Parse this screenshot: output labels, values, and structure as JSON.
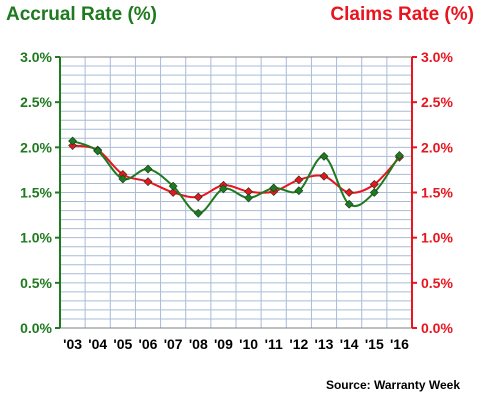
{
  "chart_data": {
    "type": "line",
    "title_left": "Accrual Rate (%)",
    "title_right": "Claims Rate (%)",
    "source": "Source: Warranty Week",
    "categories": [
      "'03",
      "'04",
      "'05",
      "'06",
      "'07",
      "'08",
      "'09",
      "'10",
      "'11",
      "'12",
      "'13",
      "'14",
      "'15",
      "'16"
    ],
    "y_ticks": [
      "0.0%",
      "0.5%",
      "1.0%",
      "1.5%",
      "2.0%",
      "2.5%",
      "3.0%"
    ],
    "ylim": [
      0,
      3.0
    ],
    "grid": true,
    "colors": {
      "accrual": "#1e7a1e",
      "claims": "#e8141e",
      "grid": "#a8bcd8",
      "plot_border": "#808080"
    },
    "series": [
      {
        "key": "accrual",
        "values": [
          2.07,
          1.96,
          1.65,
          1.76,
          1.57,
          1.27,
          1.54,
          1.44,
          1.55,
          1.52,
          1.9,
          1.37,
          1.5,
          1.91
        ]
      },
      {
        "key": "claims",
        "values": [
          2.02,
          1.97,
          1.7,
          1.62,
          1.5,
          1.45,
          1.58,
          1.51,
          1.51,
          1.64,
          1.68,
          1.5,
          1.59,
          1.89
        ]
      }
    ]
  }
}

§

Problem: Without including any pictures, print each record exactly.

Result of the task:
Parse this screenshot: output labels, values, and structure as JSON.
{
  "chart_data": {
    "type": "line",
    "title_left": "Accrual Rate (%)",
    "title_right": "Claims Rate (%)",
    "source": "Source: Warranty Week",
    "categories": [
      "'03",
      "'04",
      "'05",
      "'06",
      "'07",
      "'08",
      "'09",
      "'10",
      "'11",
      "'12",
      "'13",
      "'14",
      "'15",
      "'16"
    ],
    "y_ticks": [
      "0.0%",
      "0.5%",
      "1.0%",
      "1.5%",
      "2.0%",
      "2.5%",
      "3.0%"
    ],
    "ylim": [
      0,
      3.0
    ],
    "grid": true,
    "colors": {
      "accrual": "#1e7a1e",
      "claims": "#e8141e",
      "grid": "#a8bcd8",
      "plot_border": "#808080"
    },
    "series": [
      {
        "key": "accrual",
        "values": [
          2.07,
          1.96,
          1.65,
          1.76,
          1.57,
          1.27,
          1.54,
          1.44,
          1.55,
          1.52,
          1.9,
          1.37,
          1.5,
          1.91
        ]
      },
      {
        "key": "claims",
        "values": [
          2.02,
          1.97,
          1.7,
          1.62,
          1.5,
          1.45,
          1.58,
          1.51,
          1.51,
          1.64,
          1.68,
          1.5,
          1.59,
          1.89
        ]
      }
    ]
  }
}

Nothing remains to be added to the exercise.